Task details: Present the following entries again, word for word and in full.

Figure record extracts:
□ □ □ □ □
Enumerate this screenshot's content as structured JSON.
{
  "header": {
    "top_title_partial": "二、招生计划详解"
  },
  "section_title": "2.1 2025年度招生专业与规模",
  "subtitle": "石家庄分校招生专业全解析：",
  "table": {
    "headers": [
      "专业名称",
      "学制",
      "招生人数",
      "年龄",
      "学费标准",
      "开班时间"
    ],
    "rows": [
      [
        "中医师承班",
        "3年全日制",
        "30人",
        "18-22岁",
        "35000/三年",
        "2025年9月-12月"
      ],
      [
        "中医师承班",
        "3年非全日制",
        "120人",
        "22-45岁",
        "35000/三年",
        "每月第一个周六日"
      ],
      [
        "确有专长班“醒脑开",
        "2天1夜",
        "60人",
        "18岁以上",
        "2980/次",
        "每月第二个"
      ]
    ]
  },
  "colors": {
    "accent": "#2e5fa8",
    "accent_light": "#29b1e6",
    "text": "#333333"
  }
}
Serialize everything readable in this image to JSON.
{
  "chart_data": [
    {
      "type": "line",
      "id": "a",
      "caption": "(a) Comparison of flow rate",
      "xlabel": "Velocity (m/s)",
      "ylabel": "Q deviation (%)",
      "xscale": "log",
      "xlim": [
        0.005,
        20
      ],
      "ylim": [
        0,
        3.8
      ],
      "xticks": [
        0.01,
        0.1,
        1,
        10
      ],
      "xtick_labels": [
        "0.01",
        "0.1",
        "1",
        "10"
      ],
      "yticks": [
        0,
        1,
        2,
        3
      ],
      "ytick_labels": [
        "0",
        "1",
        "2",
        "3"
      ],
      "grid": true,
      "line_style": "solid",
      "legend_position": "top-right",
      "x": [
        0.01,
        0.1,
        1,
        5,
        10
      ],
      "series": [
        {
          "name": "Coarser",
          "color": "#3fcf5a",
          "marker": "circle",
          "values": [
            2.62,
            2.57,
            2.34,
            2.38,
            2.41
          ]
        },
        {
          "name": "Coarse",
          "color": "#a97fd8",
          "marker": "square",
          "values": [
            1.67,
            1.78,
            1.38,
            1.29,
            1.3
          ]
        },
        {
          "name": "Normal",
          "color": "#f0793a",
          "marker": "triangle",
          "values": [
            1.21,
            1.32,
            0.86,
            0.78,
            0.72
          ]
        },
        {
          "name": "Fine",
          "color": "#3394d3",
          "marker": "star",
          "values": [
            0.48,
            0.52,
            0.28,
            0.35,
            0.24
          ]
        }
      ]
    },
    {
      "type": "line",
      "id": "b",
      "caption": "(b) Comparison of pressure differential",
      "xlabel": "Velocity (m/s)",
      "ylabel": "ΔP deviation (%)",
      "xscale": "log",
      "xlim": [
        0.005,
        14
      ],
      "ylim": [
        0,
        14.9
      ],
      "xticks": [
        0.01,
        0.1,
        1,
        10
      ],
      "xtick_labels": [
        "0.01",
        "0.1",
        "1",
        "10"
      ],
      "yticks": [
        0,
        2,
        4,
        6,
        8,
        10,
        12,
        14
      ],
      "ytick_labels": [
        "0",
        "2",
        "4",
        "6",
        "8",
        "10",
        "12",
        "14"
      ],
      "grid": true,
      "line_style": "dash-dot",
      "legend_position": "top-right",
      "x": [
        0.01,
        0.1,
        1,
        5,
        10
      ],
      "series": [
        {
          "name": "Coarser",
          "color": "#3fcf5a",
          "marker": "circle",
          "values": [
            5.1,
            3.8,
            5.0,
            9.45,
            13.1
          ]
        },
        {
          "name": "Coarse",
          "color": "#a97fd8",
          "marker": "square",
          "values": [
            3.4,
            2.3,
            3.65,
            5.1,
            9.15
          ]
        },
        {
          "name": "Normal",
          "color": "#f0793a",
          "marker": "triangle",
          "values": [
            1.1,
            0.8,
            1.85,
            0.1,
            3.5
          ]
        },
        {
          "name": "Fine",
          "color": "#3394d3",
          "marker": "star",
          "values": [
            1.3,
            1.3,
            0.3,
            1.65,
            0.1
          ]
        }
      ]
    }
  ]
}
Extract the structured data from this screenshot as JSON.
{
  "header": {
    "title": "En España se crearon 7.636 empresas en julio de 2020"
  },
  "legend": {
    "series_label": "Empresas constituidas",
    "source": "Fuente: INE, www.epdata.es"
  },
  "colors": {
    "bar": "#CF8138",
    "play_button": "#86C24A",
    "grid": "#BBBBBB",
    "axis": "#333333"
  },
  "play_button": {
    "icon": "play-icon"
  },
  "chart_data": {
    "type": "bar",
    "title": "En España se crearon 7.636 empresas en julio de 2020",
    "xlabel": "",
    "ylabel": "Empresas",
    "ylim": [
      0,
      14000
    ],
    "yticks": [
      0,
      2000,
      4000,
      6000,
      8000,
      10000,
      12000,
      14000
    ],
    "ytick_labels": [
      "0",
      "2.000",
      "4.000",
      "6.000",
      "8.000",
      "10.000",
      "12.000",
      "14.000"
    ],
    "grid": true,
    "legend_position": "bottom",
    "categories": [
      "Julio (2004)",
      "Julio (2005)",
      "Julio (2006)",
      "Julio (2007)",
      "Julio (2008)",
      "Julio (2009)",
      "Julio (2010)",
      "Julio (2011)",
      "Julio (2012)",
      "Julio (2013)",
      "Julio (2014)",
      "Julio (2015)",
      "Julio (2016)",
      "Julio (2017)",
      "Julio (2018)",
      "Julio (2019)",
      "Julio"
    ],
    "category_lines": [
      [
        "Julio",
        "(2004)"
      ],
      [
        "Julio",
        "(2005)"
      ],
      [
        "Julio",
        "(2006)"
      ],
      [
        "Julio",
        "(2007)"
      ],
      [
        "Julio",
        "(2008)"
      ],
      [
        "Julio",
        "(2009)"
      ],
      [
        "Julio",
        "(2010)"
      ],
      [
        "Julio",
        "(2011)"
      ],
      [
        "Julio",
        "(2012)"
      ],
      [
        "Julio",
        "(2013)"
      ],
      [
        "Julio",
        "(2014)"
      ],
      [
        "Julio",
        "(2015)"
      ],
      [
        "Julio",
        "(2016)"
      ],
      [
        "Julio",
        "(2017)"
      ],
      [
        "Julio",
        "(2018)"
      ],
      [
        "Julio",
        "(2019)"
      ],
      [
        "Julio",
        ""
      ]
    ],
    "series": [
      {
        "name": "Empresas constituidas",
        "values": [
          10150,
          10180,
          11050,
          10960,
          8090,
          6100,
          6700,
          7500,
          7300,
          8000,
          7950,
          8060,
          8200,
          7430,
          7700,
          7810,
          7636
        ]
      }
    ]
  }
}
□ □ □ □ □
Solution to this exercise:
Enumerate this screenshot's content as structured JSON.
{
  "header": {
    "top_title_partial": "二、招生计划详解"
  },
  "section_title": "2.1 2025年度招生专业与规模",
  "subtitle": "石家庄分校招生专业全解析：",
  "table": {
    "headers": [
      "专业名称",
      "学制",
      "招生人数",
      "年龄",
      "学费标准",
      "开班时间"
    ],
    "rows": [
      [
        "中医师承班",
        "3年全日制",
        "30人",
        "18-22岁",
        "35000/三年",
        "2025年9月-12月"
      ],
      [
        "中医师承班",
        "3年非全日制",
        "120人",
        "22-45岁",
        "35000/三年",
        "每月第一个周六日"
      ],
      [
        "确有专长班“醒脑开",
        "2天1夜",
        "60人",
        "18岁以上",
        "2980/次",
        "每月第二个"
      ]
    ]
  },
  "colors": {
    "accent": "#2e5fa8",
    "accent_light": "#29b1e6",
    "text": "#333333"
  }
}
Serialize everything readable in this image to JSON.
{
  "chart_data": [
    {
      "type": "line",
      "id": "a",
      "caption": "(a) Comparison of flow rate",
      "xlabel": "Velocity (m/s)",
      "ylabel": "Q deviation (%)",
      "xscale": "log",
      "xlim": [
        0.005,
        20
      ],
      "ylim": [
        0,
        3.8
      ],
      "xticks": [
        0.01,
        0.1,
        1,
        10
      ],
      "xtick_labels": [
        "0.01",
        "0.1",
        "1",
        "10"
      ],
      "yticks": [
        0,
        1,
        2,
        3
      ],
      "ytick_labels": [
        "0",
        "1",
        "2",
        "3"
      ],
      "grid": true,
      "line_style": "solid",
      "legend_position": "top-right",
      "x": [
        0.01,
        0.1,
        1,
        5,
        10
      ],
      "series": [
        {
          "name": "Coarser",
          "color": "#3fcf5a",
          "marker": "circle",
          "values": [
            2.62,
            2.57,
            2.34,
            2.38,
            2.41
          ]
        },
        {
          "name": "Coarse",
          "color": "#a97fd8",
          "marker": "square",
          "values": [
            1.67,
            1.78,
            1.38,
            1.29,
            1.3
          ]
        },
        {
          "name": "Normal",
          "color": "#f0793a",
          "marker": "triangle",
          "values": [
            1.21,
            1.32,
            0.86,
            0.78,
            0.72
          ]
        },
        {
          "name": "Fine",
          "color": "#3394d3",
          "marker": "star",
          "values": [
            0.48,
            0.52,
            0.28,
            0.35,
            0.24
          ]
        }
      ]
    },
    {
      "type": "line",
      "id": "b",
      "caption": "(b) Comparison of pressure differential",
      "xlabel": "Velocity (m/s)",
      "ylabel": "ΔP deviation (%)",
      "xscale": "log",
      "xlim": [
        0.005,
        14
      ],
      "ylim": [
        0,
        14.9
      ],
      "xticks": [
        0.01,
        0.1,
        1,
        10
      ],
      "xtick_labels": [
        "0.01",
        "0.1",
        "1",
        "10"
      ],
      "yticks": [
        0,
        2,
        4,
        6,
        8,
        10,
        12,
        14
      ],
      "ytick_labels": [
        "0",
        "2",
        "4",
        "6",
        "8",
        "10",
        "12",
        "14"
      ],
      "grid": true,
      "line_style": "dash-dot",
      "legend_position": "top-right",
      "x": [
        0.01,
        0.1,
        1,
        5,
        10
      ],
      "series": [
        {
          "name": "Coarser",
          "color": "#3fcf5a",
          "marker": "circle",
          "values": [
            5.1,
            3.8,
            5.0,
            9.45,
            13.1
          ]
        },
        {
          "name": "Coarse",
          "color": "#a97fd8",
          "marker": "square",
          "values": [
            3.4,
            2.3,
            3.65,
            5.1,
            9.15
          ]
        },
        {
          "name": "Normal",
          "color": "#f0793a",
          "marker": "triangle",
          "values": [
            1.1,
            0.8,
            1.85,
            0.1,
            3.5
          ]
        },
        {
          "name": "Fine",
          "color": "#3394d3",
          "marker": "star",
          "values": [
            1.3,
            1.3,
            0.3,
            1.65,
            0.1
          ]
        }
      ]
    }
  ]
}
Extract the structured data from this screenshot as JSON.
{
  "header": {
    "title": "En España se crearon 7.636 empresas en julio de 2020"
  },
  "legend": {
    "series_label": "Empresas constituidas",
    "source": "Fuente: INE, www.epdata.es"
  },
  "colors": {
    "bar": "#CF8138",
    "play_button": "#86C24A",
    "grid": "#BBBBBB",
    "axis": "#333333"
  },
  "play_button": {
    "icon": "play-icon"
  },
  "chart_data": {
    "type": "bar",
    "title": "En España se crearon 7.636 empresas en julio de 2020",
    "xlabel": "",
    "ylabel": "Empresas",
    "ylim": [
      0,
      14000
    ],
    "yticks": [
      0,
      2000,
      4000,
      6000,
      8000,
      10000,
      12000,
      14000
    ],
    "ytick_labels": [
      "0",
      "2.000",
      "4.000",
      "6.000",
      "8.000",
      "10.000",
      "12.000",
      "14.000"
    ],
    "grid": true,
    "legend_position": "bottom",
    "categories": [
      "Julio (2004)",
      "Julio (2005)",
      "Julio (2006)",
      "Julio (2007)",
      "Julio (2008)",
      "Julio (2009)",
      "Julio (2010)",
      "Julio (2011)",
      "Julio (2012)",
      "Julio (2013)",
      "Julio (2014)",
      "Julio (2015)",
      "Julio (2016)",
      "Julio (2017)",
      "Julio (2018)",
      "Julio (2019)",
      "Julio"
    ],
    "category_lines": [
      [
        "Julio",
        "(2004)"
      ],
      [
        "Julio",
        "(2005)"
      ],
      [
        "Julio",
        "(2006)"
      ],
      [
        "Julio",
        "(2007)"
      ],
      [
        "Julio",
        "(2008)"
      ],
      [
        "Julio",
        "(2009)"
      ],
      [
        "Julio",
        "(2010)"
      ],
      [
        "Julio",
        "(2011)"
      ],
      [
        "Julio",
        "(2012)"
      ],
      [
        "Julio",
        "(2013)"
      ],
      [
        "Julio",
        "(2014)"
      ],
      [
        "Julio",
        "(2015)"
      ],
      [
        "Julio",
        "(2016)"
      ],
      [
        "Julio",
        "(2017)"
      ],
      [
        "Julio",
        "(2018)"
      ],
      [
        "Julio",
        "(2019)"
      ],
      [
        "Julio",
        ""
      ]
    ],
    "series": [
      {
        "name": "Empresas constituidas",
        "values": [
          10150,
          10180,
          11050,
          10960,
          8090,
          6100,
          6700,
          7500,
          7300,
          8000,
          7950,
          8060,
          8200,
          7430,
          7700,
          7810,
          7636
        ]
      }
    ]
  }
}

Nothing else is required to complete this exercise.